_Stated task:_ Copy every record below, exactly as written.

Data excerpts
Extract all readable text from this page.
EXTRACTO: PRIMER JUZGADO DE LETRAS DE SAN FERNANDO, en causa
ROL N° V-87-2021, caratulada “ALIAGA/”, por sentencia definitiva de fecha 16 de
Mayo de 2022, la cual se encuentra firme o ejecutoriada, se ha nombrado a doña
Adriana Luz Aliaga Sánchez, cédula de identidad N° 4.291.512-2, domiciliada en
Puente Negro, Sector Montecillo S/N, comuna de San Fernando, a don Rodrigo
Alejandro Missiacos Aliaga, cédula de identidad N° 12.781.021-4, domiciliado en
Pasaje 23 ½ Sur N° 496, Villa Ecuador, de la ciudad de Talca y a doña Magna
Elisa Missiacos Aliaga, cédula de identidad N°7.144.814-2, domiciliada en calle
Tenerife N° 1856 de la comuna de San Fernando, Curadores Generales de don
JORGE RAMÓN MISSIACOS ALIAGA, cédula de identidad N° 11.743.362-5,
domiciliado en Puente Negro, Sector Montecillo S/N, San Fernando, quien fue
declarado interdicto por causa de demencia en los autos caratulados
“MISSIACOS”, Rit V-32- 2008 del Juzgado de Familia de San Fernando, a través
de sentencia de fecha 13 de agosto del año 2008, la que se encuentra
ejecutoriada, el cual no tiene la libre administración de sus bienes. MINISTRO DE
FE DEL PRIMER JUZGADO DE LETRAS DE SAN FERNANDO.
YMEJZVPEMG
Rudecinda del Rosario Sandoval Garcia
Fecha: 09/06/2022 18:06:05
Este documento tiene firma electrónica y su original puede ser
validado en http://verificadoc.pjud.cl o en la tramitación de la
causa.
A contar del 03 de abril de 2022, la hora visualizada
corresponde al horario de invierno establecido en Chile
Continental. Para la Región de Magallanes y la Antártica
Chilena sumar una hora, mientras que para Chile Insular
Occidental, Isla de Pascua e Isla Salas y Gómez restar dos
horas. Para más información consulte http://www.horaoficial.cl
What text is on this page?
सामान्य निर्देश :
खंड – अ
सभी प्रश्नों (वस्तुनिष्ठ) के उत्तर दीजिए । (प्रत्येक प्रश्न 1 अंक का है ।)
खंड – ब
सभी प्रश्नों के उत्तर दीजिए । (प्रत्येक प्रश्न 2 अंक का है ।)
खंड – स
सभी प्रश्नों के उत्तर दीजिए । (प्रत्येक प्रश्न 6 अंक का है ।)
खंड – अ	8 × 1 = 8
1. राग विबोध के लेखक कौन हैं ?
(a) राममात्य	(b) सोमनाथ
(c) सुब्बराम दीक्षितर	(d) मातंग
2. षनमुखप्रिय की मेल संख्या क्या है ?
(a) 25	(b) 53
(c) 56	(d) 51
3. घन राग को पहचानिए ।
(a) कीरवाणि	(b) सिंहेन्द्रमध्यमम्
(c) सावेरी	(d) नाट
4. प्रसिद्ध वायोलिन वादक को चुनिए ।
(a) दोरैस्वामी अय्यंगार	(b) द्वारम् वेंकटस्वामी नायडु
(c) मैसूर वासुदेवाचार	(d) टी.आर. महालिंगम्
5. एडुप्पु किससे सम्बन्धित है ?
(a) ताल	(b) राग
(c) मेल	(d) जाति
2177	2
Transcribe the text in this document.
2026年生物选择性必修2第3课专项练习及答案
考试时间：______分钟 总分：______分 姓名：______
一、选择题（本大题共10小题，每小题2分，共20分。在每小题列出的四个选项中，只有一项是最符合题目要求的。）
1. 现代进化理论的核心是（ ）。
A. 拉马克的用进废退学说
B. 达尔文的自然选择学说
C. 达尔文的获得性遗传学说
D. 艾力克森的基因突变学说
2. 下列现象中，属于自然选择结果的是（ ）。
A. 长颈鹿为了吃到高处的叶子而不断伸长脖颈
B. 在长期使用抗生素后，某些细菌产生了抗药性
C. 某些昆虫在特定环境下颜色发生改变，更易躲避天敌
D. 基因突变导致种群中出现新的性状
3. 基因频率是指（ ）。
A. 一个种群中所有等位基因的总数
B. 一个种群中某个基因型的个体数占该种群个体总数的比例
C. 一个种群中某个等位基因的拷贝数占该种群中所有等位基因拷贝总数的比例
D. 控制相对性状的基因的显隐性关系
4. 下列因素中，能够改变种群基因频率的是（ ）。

_Solution below:_
Extract all readable text from this page.
EXTRACTO: PRIMER JUZGADO DE LETRAS DE SAN FERNANDO, en causa
ROL N° V-87-2021, caratulada “ALIAGA/”, por sentencia definitiva de fecha 16 de
Mayo de 2022, la cual se encuentra firme o ejecutoriada, se ha nombrado a doña
Adriana Luz Aliaga Sánchez, cédula de identidad N° 4.291.512-2, domiciliada en
Puente Negro, Sector Montecillo S/N, comuna de San Fernando, a don Rodrigo
Alejandro Missiacos Aliaga, cédula de identidad N° 12.781.021-4, domiciliado en
Pasaje 23 ½ Sur N° 496, Villa Ecuador, de la ciudad de Talca y a doña Magna
Elisa Missiacos Aliaga, cédula de identidad N°7.144.814-2, domiciliada en calle
Tenerife N° 1856 de la comuna de San Fernando, Curadores Generales de don
JORGE RAMÓN MISSIACOS ALIAGA, cédula de identidad N° 11.743.362-5,
domiciliado en Puente Negro, Sector Montecillo S/N, San Fernando, quien fue
declarado interdicto por causa de demencia en los autos caratulados
“MISSIACOS”, Rit V-32- 2008 del Juzgado de Familia de San Fernando, a través
de sentencia de fecha 13 de agosto del año 2008, la que se encuentra
ejecutoriada, el cual no tiene la libre administración de sus bienes. MINISTRO DE
FE DEL PRIMER JUZGADO DE LETRAS DE SAN FERNANDO.
YMEJZVPEMG
Rudecinda del Rosario Sandoval Garcia
Fecha: 09/06/2022 18:06:05
Este documento tiene firma electrónica y su original puede ser
validado en http://verificadoc.pjud.cl o en la tramitación de la
causa.
A contar del 03 de abril de 2022, la hora visualizada
corresponde al horario de invierno establecido en Chile
Continental. Para la Región de Magallanes y la Antártica
Chilena sumar una hora, mientras que para Chile Insular
Occidental, Isla de Pascua e Isla Salas y Gómez restar dos
horas. Para más información consulte http://www.horaoficial.cl
What text is on this page?
सामान्य निर्देश :
खंड – अ
सभी प्रश्नों (वस्तुनिष्ठ) के उत्तर दीजिए । (प्रत्येक प्रश्न 1 अंक का है ।)
खंड – ब
सभी प्रश्नों के उत्तर दीजिए । (प्रत्येक प्रश्न 2 अंक का है ।)
खंड – स
सभी प्रश्नों के उत्तर दीजिए । (प्रत्येक प्रश्न 6 अंक का है ।)
खंड – अ	8 × 1 = 8
1. राग विबोध के लेखक कौन हैं ?
(a) राममात्य	(b) सोमनाथ
(c) सुब्बराम दीक्षितर	(d) मातंग
2. षनमुखप्रिय की मेल संख्या क्या है ?
(a) 25	(b) 53
(c) 56	(d) 51
3. घन राग को पहचानिए ।
(a) कीरवाणि	(b) सिंहेन्द्रमध्यमम्
(c) सावेरी	(d) नाट
4. प्रसिद्ध वायोलिन वादक को चुनिए ।
(a) दोरैस्वामी अय्यंगार	(b) द्वारम् वेंकटस्वामी नायडु
(c) मैसूर वासुदेवाचार	(d) टी.आर. महालिंगम्
5. एडुप्पु किससे सम्बन्धित है ?
(a) ताल	(b) राग
(c) मेल	(d) जाति
2177	2
Transcribe the text in this document.
2026年生物选择性必修2第3课专项练习及答案
考试时间：______分钟 总分：______分 姓名：______
一、选择题（本大题共10小题，每小题2分，共20分。在每小题列出的四个选项中，只有一项是最符合题目要求的。）
1. 现代进化理论的核心是（ ）。
A. 拉马克的用进废退学说
B. 达尔文的自然选择学说
C. 达尔文的获得性遗传学说
D. 艾力克森的基因突变学说
2. 下列现象中，属于自然选择结果的是（ ）。
A. 长颈鹿为了吃到高处的叶子而不断伸长脖颈
B. 在长期使用抗生素后，某些细菌产生了抗药性
C. 某些昆虫在特定环境下颜色发生改变，更易躲避天敌
D. 基因突变导致种群中出现新的性状
3. 基因频率是指（ ）。
A. 一个种群中所有等位基因的总数
B. 一个种群中某个基因型的个体数占该种群个体总数的比例
C. 一个种群中某个等位基因的拷贝数占该种群中所有等位基因拷贝总数的比例
D. 控制相对性状的基因的显隐性关系
4. 下列因素中，能够改变种群基因频率的是（ ）。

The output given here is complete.